How many lines in the entries below contain "至少需要"? Answer with the number only.

[Records from a data source]
•••

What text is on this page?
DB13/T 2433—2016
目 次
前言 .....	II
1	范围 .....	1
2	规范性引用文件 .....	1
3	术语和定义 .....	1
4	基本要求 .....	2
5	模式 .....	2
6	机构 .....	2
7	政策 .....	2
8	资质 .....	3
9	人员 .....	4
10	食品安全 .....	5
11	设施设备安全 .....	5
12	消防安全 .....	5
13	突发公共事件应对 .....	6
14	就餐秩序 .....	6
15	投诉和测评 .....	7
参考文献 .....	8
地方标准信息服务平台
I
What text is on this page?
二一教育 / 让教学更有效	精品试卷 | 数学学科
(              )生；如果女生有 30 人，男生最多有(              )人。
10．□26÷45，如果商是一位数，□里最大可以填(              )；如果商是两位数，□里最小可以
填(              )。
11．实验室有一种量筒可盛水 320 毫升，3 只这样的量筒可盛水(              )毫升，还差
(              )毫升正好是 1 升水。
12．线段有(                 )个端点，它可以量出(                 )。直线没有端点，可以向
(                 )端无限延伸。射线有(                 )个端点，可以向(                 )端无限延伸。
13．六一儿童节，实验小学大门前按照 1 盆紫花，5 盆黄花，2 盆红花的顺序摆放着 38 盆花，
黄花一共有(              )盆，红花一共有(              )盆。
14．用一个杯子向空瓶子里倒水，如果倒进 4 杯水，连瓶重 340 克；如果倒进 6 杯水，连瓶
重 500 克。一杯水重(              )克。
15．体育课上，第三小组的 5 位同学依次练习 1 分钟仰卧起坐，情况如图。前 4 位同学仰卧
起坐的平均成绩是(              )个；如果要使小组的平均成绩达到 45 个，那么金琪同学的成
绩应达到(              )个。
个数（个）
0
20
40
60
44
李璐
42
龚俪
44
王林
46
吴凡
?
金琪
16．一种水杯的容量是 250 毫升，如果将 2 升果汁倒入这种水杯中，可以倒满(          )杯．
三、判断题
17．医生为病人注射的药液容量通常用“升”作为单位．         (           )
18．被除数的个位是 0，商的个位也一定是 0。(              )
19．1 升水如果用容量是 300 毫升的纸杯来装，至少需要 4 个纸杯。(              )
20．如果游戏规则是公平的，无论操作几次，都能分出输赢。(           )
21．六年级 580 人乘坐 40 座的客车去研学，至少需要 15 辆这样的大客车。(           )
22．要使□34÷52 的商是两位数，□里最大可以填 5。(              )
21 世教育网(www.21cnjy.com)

•••

Written solution: 2